→ DIRECTIVE 1
Write out the records again, starting with the line with "heat-noise-blob [86,53,98,60]" and going on through the line with "heat-halo-blob [364,170,369,175]". Change every "heat-spot-blob" to "bright-spot-blob" and leave all else untouched.

I was going to vote yes, however because of your condescending attitude I'm now voting NO. :lol:


----------



## Bobdog (Oct 28, 2014)

You 2 keep saying the same thing. I understand we need habitat, that's why I keep saying make the measure about habitat. Tell me Dick and Plains how much will go towards that. You can't because that is not what this is about!!!!!! Let everybody take their share and waste a bunch of money and end up with little to show for it. Please one of you give me a number of how much will go toward habitat.


----------



## Plainsman (Jul 30, 2003)

shaug said:


> Plainsman said,
> 
> 
> 
> ...


Well at least you have a sense of humor. Now tell me the percentage of people you think are qualified to manage habitat and wildlife on a professional scale. Am I condescending or are you arrogant?


----------



## People (Jan 17, 2005)

Dick Monson now you did it you came up with a vote-able plan. Your idea is great maybe we should have it set to 20 years instead of just 10 years. The next vote could be something like this.

Do you support a ??million amount to be set aside to pay for a ND based CRP program... This program will last 20 years...

A plan does not need to last 2 years it can be longer or shorter but it is our cash and we should have more control of it.


----------



## indsport (Aug 29, 2003)

Projects that could be part of the North Dakota Clean Water, Wildlife and Parks Fund:

Protect our Lakes and Streams: Protecting and improving water quality in our streams and lakes requires technical assistance and cost sharing for a variety of agricultural and other practices. Landowner incentives for improved water quality practices in about 10 percent of the state would cost about $22 million per year.

→ DIRECTIVE 2
In the forum thread, what yearly cost is given for landowner incentives for improved water quality practices in about 10 percent of the state?

→ LISTED ENTRIES
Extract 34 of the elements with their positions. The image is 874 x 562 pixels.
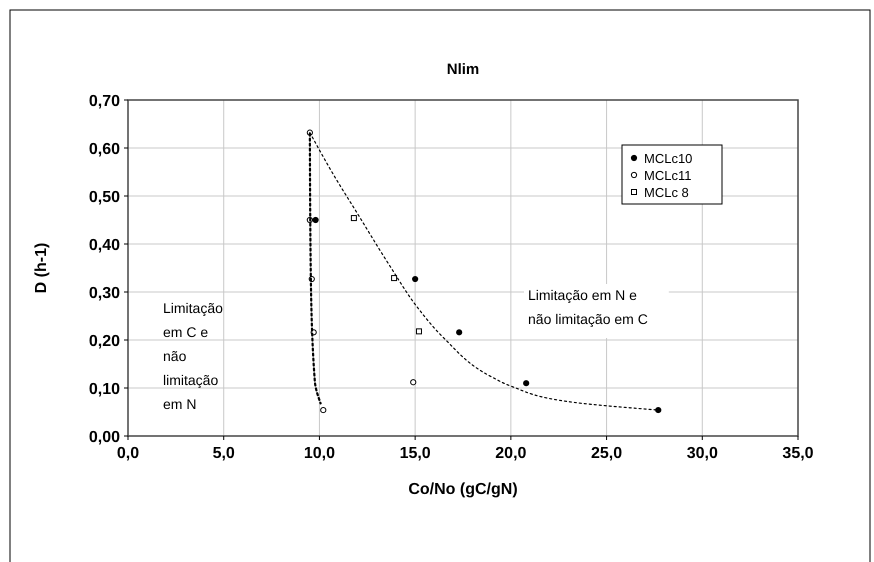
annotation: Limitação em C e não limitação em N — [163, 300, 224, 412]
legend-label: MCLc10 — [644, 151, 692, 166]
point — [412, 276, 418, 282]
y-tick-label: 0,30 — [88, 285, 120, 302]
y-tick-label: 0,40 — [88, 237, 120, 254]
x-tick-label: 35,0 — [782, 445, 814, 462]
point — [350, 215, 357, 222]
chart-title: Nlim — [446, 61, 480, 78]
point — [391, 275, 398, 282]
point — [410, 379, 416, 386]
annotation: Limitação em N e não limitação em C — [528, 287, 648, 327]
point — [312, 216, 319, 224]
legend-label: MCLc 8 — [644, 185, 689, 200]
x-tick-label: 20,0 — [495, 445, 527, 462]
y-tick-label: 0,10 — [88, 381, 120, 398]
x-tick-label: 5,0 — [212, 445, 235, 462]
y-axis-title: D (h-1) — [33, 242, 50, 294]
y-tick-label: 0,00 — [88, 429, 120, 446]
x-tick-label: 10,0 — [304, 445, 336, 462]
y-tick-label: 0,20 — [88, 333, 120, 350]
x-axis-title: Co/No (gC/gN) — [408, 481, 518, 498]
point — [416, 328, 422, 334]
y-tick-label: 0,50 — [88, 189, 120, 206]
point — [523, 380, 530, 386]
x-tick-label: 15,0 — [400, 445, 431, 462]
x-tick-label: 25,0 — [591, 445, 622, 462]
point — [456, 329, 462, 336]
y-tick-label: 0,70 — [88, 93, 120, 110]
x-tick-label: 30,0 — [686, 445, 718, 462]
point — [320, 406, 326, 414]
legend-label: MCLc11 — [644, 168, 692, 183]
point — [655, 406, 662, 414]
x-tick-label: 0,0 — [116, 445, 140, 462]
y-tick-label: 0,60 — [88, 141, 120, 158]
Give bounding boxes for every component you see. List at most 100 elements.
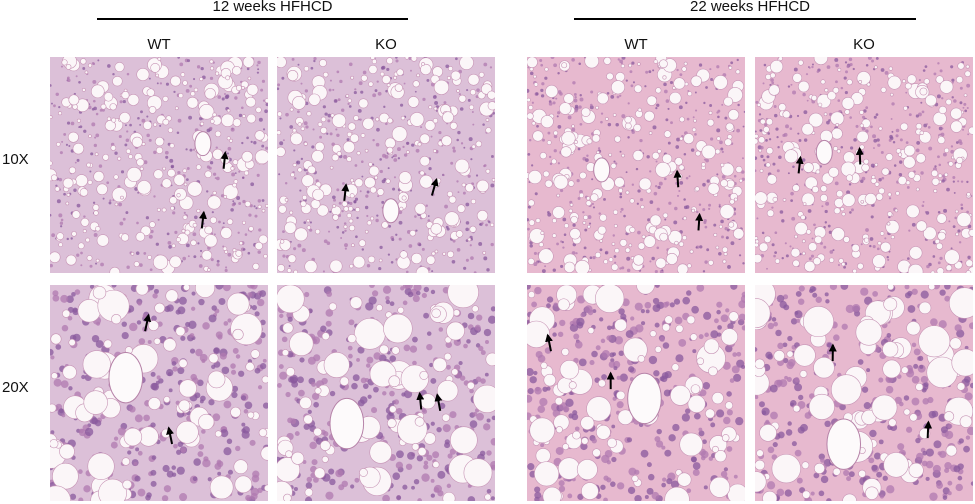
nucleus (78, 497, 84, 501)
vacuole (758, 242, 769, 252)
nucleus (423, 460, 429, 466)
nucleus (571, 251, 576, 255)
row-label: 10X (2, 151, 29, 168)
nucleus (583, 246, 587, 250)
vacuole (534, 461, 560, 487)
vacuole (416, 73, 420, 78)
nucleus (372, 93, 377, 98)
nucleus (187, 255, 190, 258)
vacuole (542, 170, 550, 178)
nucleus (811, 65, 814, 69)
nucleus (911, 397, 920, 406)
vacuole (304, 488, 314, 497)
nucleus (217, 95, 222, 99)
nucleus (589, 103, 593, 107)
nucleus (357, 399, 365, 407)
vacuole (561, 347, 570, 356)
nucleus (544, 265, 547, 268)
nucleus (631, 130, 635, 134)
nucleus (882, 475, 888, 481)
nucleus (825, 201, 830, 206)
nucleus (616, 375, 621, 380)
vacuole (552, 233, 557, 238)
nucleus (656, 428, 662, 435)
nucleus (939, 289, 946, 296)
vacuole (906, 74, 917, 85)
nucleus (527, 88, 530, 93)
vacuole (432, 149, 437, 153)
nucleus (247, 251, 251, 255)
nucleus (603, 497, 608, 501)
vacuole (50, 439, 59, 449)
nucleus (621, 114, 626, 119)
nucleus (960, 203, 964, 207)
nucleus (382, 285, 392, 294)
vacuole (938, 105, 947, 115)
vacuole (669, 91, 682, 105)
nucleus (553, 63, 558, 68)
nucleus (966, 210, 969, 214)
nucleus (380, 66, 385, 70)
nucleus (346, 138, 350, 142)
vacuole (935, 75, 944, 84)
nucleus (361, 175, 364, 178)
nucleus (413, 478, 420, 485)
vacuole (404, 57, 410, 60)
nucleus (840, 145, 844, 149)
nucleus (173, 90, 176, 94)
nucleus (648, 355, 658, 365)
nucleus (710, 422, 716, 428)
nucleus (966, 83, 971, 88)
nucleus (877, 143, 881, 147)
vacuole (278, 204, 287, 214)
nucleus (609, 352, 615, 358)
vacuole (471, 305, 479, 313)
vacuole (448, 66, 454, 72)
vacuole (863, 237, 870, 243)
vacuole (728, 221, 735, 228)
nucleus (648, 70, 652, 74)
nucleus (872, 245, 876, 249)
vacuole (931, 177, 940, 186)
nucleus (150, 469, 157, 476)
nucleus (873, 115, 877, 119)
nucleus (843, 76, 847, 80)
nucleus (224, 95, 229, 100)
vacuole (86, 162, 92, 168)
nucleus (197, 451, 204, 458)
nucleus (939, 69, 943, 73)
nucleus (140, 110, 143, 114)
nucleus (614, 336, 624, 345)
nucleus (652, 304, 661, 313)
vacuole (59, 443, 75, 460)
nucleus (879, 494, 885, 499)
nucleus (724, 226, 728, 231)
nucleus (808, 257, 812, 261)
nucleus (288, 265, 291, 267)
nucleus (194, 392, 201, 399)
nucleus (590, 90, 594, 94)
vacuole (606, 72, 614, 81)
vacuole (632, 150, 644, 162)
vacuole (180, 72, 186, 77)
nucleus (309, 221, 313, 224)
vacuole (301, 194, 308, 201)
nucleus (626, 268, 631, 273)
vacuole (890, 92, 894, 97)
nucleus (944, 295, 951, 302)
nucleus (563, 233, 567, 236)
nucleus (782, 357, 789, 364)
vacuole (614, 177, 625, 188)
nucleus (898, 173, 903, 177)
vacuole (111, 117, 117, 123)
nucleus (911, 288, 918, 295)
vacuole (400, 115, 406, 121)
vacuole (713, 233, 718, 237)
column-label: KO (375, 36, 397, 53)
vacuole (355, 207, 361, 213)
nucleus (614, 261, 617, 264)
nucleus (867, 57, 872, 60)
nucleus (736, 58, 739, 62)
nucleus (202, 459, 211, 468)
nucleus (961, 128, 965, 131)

* * *

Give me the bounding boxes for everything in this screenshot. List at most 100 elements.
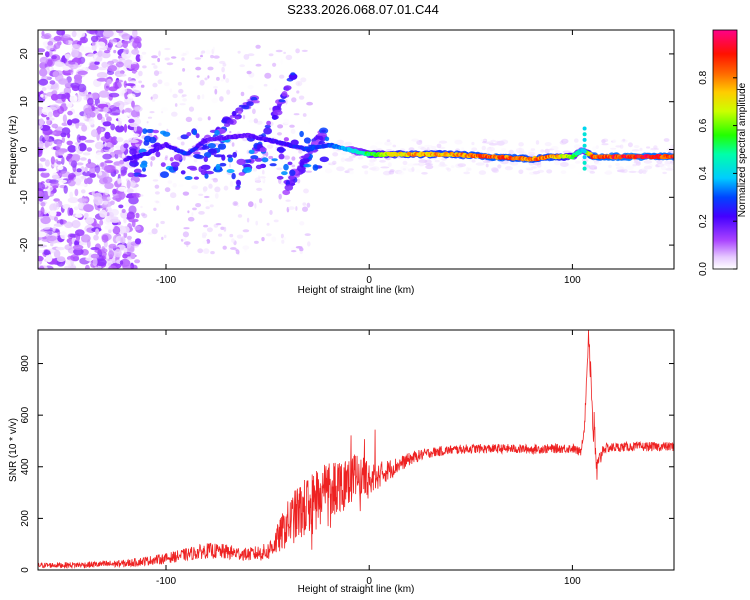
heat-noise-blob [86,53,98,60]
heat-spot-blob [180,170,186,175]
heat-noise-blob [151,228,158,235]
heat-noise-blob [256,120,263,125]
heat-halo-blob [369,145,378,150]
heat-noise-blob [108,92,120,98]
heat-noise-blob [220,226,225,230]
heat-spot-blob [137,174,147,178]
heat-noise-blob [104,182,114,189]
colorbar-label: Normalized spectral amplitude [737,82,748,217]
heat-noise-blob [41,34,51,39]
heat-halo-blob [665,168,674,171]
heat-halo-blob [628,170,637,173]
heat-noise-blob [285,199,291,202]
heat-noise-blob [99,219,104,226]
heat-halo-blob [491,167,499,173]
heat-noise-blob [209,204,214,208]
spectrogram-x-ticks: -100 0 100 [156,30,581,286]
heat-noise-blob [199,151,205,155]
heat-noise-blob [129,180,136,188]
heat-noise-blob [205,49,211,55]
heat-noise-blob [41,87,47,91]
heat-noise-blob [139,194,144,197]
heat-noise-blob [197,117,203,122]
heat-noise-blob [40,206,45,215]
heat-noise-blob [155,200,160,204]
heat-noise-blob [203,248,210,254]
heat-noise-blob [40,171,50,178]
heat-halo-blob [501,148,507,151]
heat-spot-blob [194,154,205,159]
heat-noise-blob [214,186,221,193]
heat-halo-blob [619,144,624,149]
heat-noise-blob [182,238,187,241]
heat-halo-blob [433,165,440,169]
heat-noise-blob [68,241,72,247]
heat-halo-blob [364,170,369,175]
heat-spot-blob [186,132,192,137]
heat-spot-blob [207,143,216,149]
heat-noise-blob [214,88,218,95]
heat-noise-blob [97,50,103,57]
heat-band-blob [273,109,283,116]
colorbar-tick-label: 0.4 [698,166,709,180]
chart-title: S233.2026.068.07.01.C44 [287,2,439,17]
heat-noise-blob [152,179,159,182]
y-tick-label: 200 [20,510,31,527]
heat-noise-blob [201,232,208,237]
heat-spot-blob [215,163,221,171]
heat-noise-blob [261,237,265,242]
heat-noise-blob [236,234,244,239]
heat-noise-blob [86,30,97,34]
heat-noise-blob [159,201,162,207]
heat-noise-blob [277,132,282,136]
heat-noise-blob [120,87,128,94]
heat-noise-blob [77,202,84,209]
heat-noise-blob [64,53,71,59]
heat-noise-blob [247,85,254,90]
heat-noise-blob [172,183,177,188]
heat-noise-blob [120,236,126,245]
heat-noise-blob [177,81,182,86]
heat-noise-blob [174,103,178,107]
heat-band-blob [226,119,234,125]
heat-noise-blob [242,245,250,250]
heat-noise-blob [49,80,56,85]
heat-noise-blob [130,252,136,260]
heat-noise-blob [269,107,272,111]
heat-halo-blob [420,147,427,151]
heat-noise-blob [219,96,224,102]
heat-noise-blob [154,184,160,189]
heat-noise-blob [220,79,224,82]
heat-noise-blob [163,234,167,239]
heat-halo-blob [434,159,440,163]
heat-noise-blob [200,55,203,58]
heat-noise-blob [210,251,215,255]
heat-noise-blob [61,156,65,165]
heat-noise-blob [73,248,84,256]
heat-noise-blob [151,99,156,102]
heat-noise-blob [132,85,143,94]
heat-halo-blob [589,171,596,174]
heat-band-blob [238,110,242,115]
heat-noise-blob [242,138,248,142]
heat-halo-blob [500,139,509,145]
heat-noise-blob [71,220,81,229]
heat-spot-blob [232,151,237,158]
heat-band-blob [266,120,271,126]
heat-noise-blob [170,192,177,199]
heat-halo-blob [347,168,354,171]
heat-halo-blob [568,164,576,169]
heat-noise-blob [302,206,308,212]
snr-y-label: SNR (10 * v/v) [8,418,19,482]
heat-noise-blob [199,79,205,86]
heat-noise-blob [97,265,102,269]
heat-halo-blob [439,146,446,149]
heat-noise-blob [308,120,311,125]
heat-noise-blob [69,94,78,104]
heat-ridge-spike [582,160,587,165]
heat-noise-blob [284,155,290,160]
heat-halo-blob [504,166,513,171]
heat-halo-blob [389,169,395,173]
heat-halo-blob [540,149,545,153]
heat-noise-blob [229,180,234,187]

→ REPLY 1
heat-noise-blob [86,53,98,60]
bright-spot-blob [180,170,186,175]
heat-noise-blob [151,228,158,235]
heat-noise-blob [256,120,263,125]
heat-halo-blob [369,145,378,150]
heat-noise-blob [108,92,120,98]
heat-noise-blob [220,226,225,230]
bright-spot-blob [137,174,147,178]
heat-noise-blob [104,182,114,189]
colorbar-label: Normalized spectral amplitude [737,82,748,217]
heat-noise-blob [41,34,51,39]
heat-halo-blob [665,168,674,171]
heat-halo-blob [628,170,637,173]
heat-noise-blob [285,199,291,202]
heat-noise-blob [99,219,104,226]
heat-halo-blob [491,167,499,173]
heat-noise-blob [209,204,214,208]
spectrogram-x-ticks: -100 0 100 [156,30,581,286]
heat-noise-blob [199,151,205,155]
heat-noise-blob [129,180,136,188]
heat-noise-blob [205,49,211,55]
heat-noise-blob [41,87,47,91]
heat-noise-blob [139,194,144,197]
heat-noise-blob [197,117,203,122]
heat-noise-blob [40,206,45,215]
heat-noise-blob [155,200,160,204]
heat-noise-blob [203,248,210,254]
heat-noise-blob [40,171,50,178]
heat-halo-blob [501,148,507,151]
bright-spot-blob [194,154,205,159]
heat-noise-blob [214,186,221,193]
heat-halo-blob [619,144,624,149]
heat-noise-blob [182,238,187,241]
heat-halo-blob [433,165,440,169]
heat-noise-blob [68,241,72,247]
heat-halo-blob [364,170,369,175]

→ REPLY 2
About $22 million per year.